RECORD SET
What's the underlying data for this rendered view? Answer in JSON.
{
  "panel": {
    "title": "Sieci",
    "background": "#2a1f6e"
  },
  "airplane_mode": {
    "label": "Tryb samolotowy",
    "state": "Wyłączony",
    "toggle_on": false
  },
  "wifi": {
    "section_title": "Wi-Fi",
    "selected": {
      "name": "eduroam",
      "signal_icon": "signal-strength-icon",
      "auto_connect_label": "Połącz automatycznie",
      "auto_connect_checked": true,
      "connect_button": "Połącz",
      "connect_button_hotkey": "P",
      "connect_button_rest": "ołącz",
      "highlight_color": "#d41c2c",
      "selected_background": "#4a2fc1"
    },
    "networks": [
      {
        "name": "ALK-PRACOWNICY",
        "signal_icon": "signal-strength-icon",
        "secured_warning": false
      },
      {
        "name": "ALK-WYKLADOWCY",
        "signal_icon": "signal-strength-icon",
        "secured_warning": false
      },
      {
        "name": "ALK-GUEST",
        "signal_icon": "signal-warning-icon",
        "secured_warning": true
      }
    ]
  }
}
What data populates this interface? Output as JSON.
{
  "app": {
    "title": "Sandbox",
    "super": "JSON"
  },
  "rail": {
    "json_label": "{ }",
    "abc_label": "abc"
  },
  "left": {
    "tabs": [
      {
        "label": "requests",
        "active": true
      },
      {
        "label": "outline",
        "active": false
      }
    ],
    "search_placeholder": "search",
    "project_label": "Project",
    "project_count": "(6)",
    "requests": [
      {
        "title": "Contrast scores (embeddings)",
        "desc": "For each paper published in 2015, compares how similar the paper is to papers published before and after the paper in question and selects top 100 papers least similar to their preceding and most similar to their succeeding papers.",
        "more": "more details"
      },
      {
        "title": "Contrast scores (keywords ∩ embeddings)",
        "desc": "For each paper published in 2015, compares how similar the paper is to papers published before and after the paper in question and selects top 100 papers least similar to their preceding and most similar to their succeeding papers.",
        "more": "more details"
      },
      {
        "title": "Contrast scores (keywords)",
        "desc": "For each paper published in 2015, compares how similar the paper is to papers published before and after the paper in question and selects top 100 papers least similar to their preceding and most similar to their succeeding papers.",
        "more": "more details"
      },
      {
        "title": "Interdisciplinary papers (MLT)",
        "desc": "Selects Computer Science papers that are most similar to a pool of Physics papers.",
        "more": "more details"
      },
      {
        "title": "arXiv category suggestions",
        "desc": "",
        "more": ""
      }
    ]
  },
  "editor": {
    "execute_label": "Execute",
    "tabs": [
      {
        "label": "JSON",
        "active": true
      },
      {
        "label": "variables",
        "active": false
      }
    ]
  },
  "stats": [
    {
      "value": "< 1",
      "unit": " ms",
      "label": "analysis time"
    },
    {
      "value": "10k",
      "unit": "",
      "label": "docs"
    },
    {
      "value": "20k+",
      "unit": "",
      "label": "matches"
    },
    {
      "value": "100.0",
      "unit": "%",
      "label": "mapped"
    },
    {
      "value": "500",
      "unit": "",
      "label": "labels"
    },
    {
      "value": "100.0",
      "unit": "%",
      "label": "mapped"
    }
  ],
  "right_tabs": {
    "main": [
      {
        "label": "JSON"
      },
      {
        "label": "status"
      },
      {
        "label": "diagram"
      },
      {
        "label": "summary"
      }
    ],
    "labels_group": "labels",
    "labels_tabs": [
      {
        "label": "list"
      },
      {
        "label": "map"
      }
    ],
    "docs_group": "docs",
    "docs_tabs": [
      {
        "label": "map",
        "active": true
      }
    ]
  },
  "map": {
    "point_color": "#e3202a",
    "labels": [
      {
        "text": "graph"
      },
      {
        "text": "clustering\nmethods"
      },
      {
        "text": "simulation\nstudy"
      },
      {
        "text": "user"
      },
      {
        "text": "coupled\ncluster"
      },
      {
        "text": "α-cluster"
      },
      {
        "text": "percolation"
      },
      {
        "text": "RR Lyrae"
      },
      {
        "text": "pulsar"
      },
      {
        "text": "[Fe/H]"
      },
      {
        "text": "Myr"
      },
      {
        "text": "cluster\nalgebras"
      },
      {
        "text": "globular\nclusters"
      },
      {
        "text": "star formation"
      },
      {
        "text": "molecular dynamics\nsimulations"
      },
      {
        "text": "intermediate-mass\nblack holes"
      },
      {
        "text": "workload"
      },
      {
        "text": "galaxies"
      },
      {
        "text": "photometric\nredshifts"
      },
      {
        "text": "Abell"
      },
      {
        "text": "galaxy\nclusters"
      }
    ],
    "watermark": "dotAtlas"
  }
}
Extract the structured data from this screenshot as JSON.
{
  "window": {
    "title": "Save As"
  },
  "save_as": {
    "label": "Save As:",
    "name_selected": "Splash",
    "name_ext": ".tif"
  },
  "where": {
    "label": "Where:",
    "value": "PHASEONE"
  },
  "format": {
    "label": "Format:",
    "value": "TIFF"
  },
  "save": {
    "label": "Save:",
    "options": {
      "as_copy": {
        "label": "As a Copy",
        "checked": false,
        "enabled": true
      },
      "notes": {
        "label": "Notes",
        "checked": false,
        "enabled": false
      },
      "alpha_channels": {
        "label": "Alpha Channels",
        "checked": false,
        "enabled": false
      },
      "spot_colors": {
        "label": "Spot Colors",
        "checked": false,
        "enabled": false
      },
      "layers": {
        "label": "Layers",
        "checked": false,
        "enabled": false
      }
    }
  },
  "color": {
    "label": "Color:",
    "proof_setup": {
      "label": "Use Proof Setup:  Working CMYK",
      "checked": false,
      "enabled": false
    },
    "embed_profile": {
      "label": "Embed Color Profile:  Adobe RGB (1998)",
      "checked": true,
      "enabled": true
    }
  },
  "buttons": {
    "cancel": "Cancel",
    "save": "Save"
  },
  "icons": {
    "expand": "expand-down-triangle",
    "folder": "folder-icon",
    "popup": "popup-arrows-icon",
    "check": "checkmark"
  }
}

WORK TO BE COMPLETED
Write out the full listing exactly as given.

ANSWER BELOW
What's the underlying data for this rendered view? Answer in JSON.
{
  "panel": {
    "title": "Sieci",
    "background": "#2a1f6e"
  },
  "airplane_mode": {
    "label": "Tryb samolotowy",
    "state": "Wyłączony",
    "toggle_on": false
  },
  "wifi": {
    "section_title": "Wi-Fi",
    "selected": {
      "name": "eduroam",
      "signal_icon": "signal-strength-icon",
      "auto_connect_label": "Połącz automatycznie",
      "auto_connect_checked": true,
      "connect_button": "Połącz",
      "connect_button_hotkey": "P",
      "connect_button_rest": "ołącz",
      "highlight_color": "#d41c2c",
      "selected_background": "#4a2fc1"
    },
    "networks": [
      {
        "name": "ALK-PRACOWNICY",
        "signal_icon": "signal-strength-icon",
        "secured_warning": false
      },
      {
        "name": "ALK-WYKLADOWCY",
        "signal_icon": "signal-strength-icon",
        "secured_warning": false
      },
      {
        "name": "ALK-GUEST",
        "signal_icon": "signal-warning-icon",
        "secured_warning": true
      }
    ]
  }
}
What data populates this interface? Output as JSON.
{
  "app": {
    "title": "Sandbox",
    "super": "JSON"
  },
  "rail": {
    "json_label": "{ }",
    "abc_label": "abc"
  },
  "left": {
    "tabs": [
      {
        "label": "requests",
        "active": true
      },
      {
        "label": "outline",
        "active": false
      }
    ],
    "search_placeholder": "search",
    "project_label": "Project",
    "project_count": "(6)",
    "requests": [
      {
        "title": "Contrast scores (embeddings)",
        "desc": "For each paper published in 2015, compares how similar the paper is to papers published before and after the paper in question and selects top 100 papers least similar to their preceding and most similar to their succeeding papers.",
        "more": "more details"
      },
      {
        "title": "Contrast scores (keywords ∩ embeddings)",
        "desc": "For each paper published in 2015, compares how similar the paper is to papers published before and after the paper in question and selects top 100 papers least similar to their preceding and most similar to their succeeding papers.",
        "more": "more details"
      },
      {
        "title": "Contrast scores (keywords)",
        "desc": "For each paper published in 2015, compares how similar the paper is to papers published before and after the paper in question and selects top 100 papers least similar to their preceding and most similar to their succeeding papers.",
        "more": "more details"
      },
      {
        "title": "Interdisciplinary papers (MLT)",
        "desc": "Selects Computer Science papers that are most similar to a pool of Physics papers.",
        "more": "more details"
      },
      {
        "title": "arXiv category suggestions",
        "desc": "",
        "more": ""
      }
    ]
  },
  "editor": {
    "execute_label": "Execute",
    "tabs": [
      {
        "label": "JSON",
        "active": true
      },
      {
        "label": "variables",
        "active": false
      }
    ]
  },
  "stats": [
    {
      "value": "< 1",
      "unit": " ms",
      "label": "analysis time"
    },
    {
      "value": "10k",
      "unit": "",
      "label": "docs"
    },
    {
      "value": "20k+",
      "unit": "",
      "label": "matches"
    },
    {
      "value": "100.0",
      "unit": "%",
      "label": "mapped"
    },
    {
      "value": "500",
      "unit": "",
      "label": "labels"
    },
    {
      "value": "100.0",
      "unit": "%",
      "label": "mapped"
    }
  ],
  "right_tabs": {
    "main": [
      {
        "label": "JSON"
      },
      {
        "label": "status"
      },
      {
        "label": "diagram"
      },
      {
        "label": "summary"
      }
    ],
    "labels_group": "labels",
    "labels_tabs": [
      {
        "label": "list"
      },
      {
        "label": "map"
      }
    ],
    "docs_group": "docs",
    "docs_tabs": [
      {
        "label": "map",
        "active": true
      }
    ]
  },
  "map": {
    "point_color": "#e3202a",
    "labels": [
      {
        "text": "graph"
      },
      {
        "text": "clustering\nmethods"
      },
      {
        "text": "simulation\nstudy"
      },
      {
        "text": "user"
      },
      {
        "text": "coupled\ncluster"
      },
      {
        "text": "α-cluster"
      },
      {
        "text": "percolation"
      },
      {
        "text": "RR Lyrae"
      },
      {
        "text": "pulsar"
      },
      {
        "text": "[Fe/H]"
      },
      {
        "text": "Myr"
      },
      {
        "text": "cluster\nalgebras"
      },
      {
        "text": "globular\nclusters"
      },
      {
        "text": "star formation"
      },
      {
        "text": "molecular dynamics\nsimulations"
      },
      {
        "text": "intermediate-mass\nblack holes"
      },
      {
        "text": "workload"
      },
      {
        "text": "galaxies"
      },
      {
        "text": "photometric\nredshifts"
      },
      {
        "text": "Abell"
      },
      {
        "text": "galaxy\nclusters"
      }
    ],
    "watermark": "dotAtlas"
  }
}
Extract the structured data from this screenshot as JSON.
{
  "window": {
    "title": "Save As"
  },
  "save_as": {
    "label": "Save As:",
    "name_selected": "Splash",
    "name_ext": ".tif"
  },
  "where": {
    "label": "Where:",
    "value": "PHASEONE"
  },
  "format": {
    "label": "Format:",
    "value": "TIFF"
  },
  "save": {
    "label": "Save:",
    "options": {
      "as_copy": {
        "label": "As a Copy",
        "checked": false,
        "enabled": true
      },
      "notes": {
        "label": "Notes",
        "checked": false,
        "enabled": false
      },
      "alpha_channels": {
        "label": "Alpha Channels",
        "checked": false,
        "enabled": false
      },
      "spot_colors": {
        "label": "Spot Colors",
        "checked": false,
        "enabled": false
      },
      "layers": {
        "label": "Layers",
        "checked": false,
        "enabled": false
      }
    }
  },
  "color": {
    "label": "Color:",
    "proof_setup": {
      "label": "Use Proof Setup:  Working CMYK",
      "checked": false,
      "enabled": false
    },
    "embed_profile": {
      "label": "Embed Color Profile:  Adobe RGB (1998)",
      "checked": true,
      "enabled": true
    }
  },
  "buttons": {
    "cancel": "Cancel",
    "save": "Save"
  },
  "icons": {
    "expand": "expand-down-triangle",
    "folder": "folder-icon",
    "popup": "popup-arrows-icon",
    "check": "checkmark"
  }
}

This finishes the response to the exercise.